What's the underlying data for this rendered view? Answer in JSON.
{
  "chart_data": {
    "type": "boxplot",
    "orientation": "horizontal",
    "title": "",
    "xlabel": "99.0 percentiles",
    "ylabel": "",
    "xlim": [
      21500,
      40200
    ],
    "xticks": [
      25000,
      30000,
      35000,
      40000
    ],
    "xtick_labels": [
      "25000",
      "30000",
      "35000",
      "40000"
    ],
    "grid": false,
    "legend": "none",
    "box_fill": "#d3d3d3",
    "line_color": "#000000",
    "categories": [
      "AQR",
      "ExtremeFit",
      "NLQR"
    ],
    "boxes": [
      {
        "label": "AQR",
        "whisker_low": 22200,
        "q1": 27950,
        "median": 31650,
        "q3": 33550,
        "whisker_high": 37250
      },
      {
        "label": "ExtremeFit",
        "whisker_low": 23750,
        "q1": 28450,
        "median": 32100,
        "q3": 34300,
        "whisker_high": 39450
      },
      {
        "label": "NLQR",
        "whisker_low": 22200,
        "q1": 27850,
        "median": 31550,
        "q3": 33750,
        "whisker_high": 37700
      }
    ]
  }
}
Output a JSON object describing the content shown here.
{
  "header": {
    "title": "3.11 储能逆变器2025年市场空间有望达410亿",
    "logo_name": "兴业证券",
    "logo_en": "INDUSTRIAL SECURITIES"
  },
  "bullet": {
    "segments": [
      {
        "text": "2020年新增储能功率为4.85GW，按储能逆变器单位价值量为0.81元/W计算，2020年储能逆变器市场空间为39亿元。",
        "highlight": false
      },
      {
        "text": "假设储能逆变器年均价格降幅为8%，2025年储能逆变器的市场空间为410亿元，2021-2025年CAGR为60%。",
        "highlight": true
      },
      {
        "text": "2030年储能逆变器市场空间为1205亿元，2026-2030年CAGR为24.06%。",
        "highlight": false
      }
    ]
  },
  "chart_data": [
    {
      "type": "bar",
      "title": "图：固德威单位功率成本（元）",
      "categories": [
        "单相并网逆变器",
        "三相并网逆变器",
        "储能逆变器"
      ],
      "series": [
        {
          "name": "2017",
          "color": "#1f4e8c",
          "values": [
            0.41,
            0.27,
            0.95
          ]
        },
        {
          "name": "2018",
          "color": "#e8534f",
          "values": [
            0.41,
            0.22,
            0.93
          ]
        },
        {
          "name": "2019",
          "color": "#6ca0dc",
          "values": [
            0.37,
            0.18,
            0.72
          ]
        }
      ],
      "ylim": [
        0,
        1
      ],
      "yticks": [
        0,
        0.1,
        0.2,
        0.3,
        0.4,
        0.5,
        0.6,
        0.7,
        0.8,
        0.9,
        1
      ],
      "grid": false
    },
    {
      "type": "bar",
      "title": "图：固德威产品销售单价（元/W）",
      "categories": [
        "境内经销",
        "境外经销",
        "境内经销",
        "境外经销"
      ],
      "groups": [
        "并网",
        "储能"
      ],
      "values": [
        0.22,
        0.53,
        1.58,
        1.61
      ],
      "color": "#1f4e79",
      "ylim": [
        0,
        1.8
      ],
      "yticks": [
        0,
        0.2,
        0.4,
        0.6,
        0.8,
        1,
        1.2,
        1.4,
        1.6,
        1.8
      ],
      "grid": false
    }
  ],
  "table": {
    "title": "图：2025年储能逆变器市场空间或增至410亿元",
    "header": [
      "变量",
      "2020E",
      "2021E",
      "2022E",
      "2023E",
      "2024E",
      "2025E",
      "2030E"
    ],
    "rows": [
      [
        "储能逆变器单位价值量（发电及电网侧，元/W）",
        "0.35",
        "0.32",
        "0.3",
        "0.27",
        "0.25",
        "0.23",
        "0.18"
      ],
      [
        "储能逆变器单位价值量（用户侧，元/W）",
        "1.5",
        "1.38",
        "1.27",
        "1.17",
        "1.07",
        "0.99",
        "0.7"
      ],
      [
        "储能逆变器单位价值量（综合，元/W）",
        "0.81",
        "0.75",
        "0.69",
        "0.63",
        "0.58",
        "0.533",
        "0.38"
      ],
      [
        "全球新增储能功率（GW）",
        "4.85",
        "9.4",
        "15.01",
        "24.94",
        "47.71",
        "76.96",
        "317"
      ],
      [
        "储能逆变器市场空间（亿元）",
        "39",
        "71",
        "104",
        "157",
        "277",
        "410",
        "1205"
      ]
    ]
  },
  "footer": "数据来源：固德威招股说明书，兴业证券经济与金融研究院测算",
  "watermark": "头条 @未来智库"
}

-------------------------

Goal — Set down all of the data above, word for word.

Result of the task —
What's the underlying data for this rendered view? Answer in JSON.
{
  "chart_data": {
    "type": "boxplot",
    "orientation": "horizontal",
    "title": "",
    "xlabel": "99.0 percentiles",
    "ylabel": "",
    "xlim": [
      21500,
      40200
    ],
    "xticks": [
      25000,
      30000,
      35000,
      40000
    ],
    "xtick_labels": [
      "25000",
      "30000",
      "35000",
      "40000"
    ],
    "grid": false,
    "legend": "none",
    "box_fill": "#d3d3d3",
    "line_color": "#000000",
    "categories": [
      "AQR",
      "ExtremeFit",
      "NLQR"
    ],
    "boxes": [
      {
        "label": "AQR",
        "whisker_low": 22200,
        "q1": 27950,
        "median": 31650,
        "q3": 33550,
        "whisker_high": 37250
      },
      {
        "label": "ExtremeFit",
        "whisker_low": 23750,
        "q1": 28450,
        "median": 32100,
        "q3": 34300,
        "whisker_high": 39450
      },
      {
        "label": "NLQR",
        "whisker_low": 22200,
        "q1": 27850,
        "median": 31550,
        "q3": 33750,
        "whisker_high": 37700
      }
    ]
  }
}
Output a JSON object describing the content shown here.
{
  "header": {
    "title": "3.11 储能逆变器2025年市场空间有望达410亿",
    "logo_name": "兴业证券",
    "logo_en": "INDUSTRIAL SECURITIES"
  },
  "bullet": {
    "segments": [
      {
        "text": "2020年新增储能功率为4.85GW，按储能逆变器单位价值量为0.81元/W计算，2020年储能逆变器市场空间为39亿元。",
        "highlight": false
      },
      {
        "text": "假设储能逆变器年均价格降幅为8%，2025年储能逆变器的市场空间为410亿元，2021-2025年CAGR为60%。",
        "highlight": true
      },
      {
        "text": "2030年储能逆变器市场空间为1205亿元，2026-2030年CAGR为24.06%。",
        "highlight": false
      }
    ]
  },
  "chart_data": [
    {
      "type": "bar",
      "title": "图：固德威单位功率成本（元）",
      "categories": [
        "单相并网逆变器",
        "三相并网逆变器",
        "储能逆变器"
      ],
      "series": [
        {
          "name": "2017",
          "color": "#1f4e8c",
          "values": [
            0.41,
            0.27,
            0.95
          ]
        },
        {
          "name": "2018",
          "color": "#e8534f",
          "values": [
            0.41,
            0.22,
            0.93
          ]
        },
        {
          "name": "2019",
          "color": "#6ca0dc",
          "values": [
            0.37,
            0.18,
            0.72
          ]
        }
      ],
      "ylim": [
        0,
        1
      ],
      "yticks": [
        0,
        0.1,
        0.2,
        0.3,
        0.4,
        0.5,
        0.6,
        0.7,
        0.8,
        0.9,
        1
      ],
      "grid": false
    },
    {
      "type": "bar",
      "title": "图：固德威产品销售单价（元/W）",
      "categories": [
        "境内经销",
        "境外经销",
        "境内经销",
        "境外经销"
      ],
      "groups": [
        "并网",
        "储能"
      ],
      "values": [
        0.22,
        0.53,
        1.58,
        1.61
      ],
      "color": "#1f4e79",
      "ylim": [
        0,
        1.8
      ],
      "yticks": [
        0,
        0.2,
        0.4,
        0.6,
        0.8,
        1,
        1.2,
        1.4,
        1.6,
        1.8
      ],
      "grid": false
    }
  ],
  "table": {
    "title": "图：2025年储能逆变器市场空间或增至410亿元",
    "header": [
      "变量",
      "2020E",
      "2021E",
      "2022E",
      "2023E",
      "2024E",
      "2025E",
      "2030E"
    ],
    "rows": [
      [
        "储能逆变器单位价值量（发电及电网侧，元/W）",
        "0.35",
        "0.32",
        "0.3",
        "0.27",
        "0.25",
        "0.23",
        "0.18"
      ],
      [
        "储能逆变器单位价值量（用户侧，元/W）",
        "1.5",
        "1.38",
        "1.27",
        "1.17",
        "1.07",
        "0.99",
        "0.7"
      ],
      [
        "储能逆变器单位价值量（综合，元/W）",
        "0.81",
        "0.75",
        "0.69",
        "0.63",
        "0.58",
        "0.533",
        "0.38"
      ],
      [
        "全球新增储能功率（GW）",
        "4.85",
        "9.4",
        "15.01",
        "24.94",
        "47.71",
        "76.96",
        "317"
      ],
      [
        "储能逆变器市场空间（亿元）",
        "39",
        "71",
        "104",
        "157",
        "277",
        "410",
        "1205"
      ]
    ]
  },
  "footer": "数据来源：固德威招股说明书，兴业证券经济与金融研究院测算",
  "watermark": "头条 @未来智库"
}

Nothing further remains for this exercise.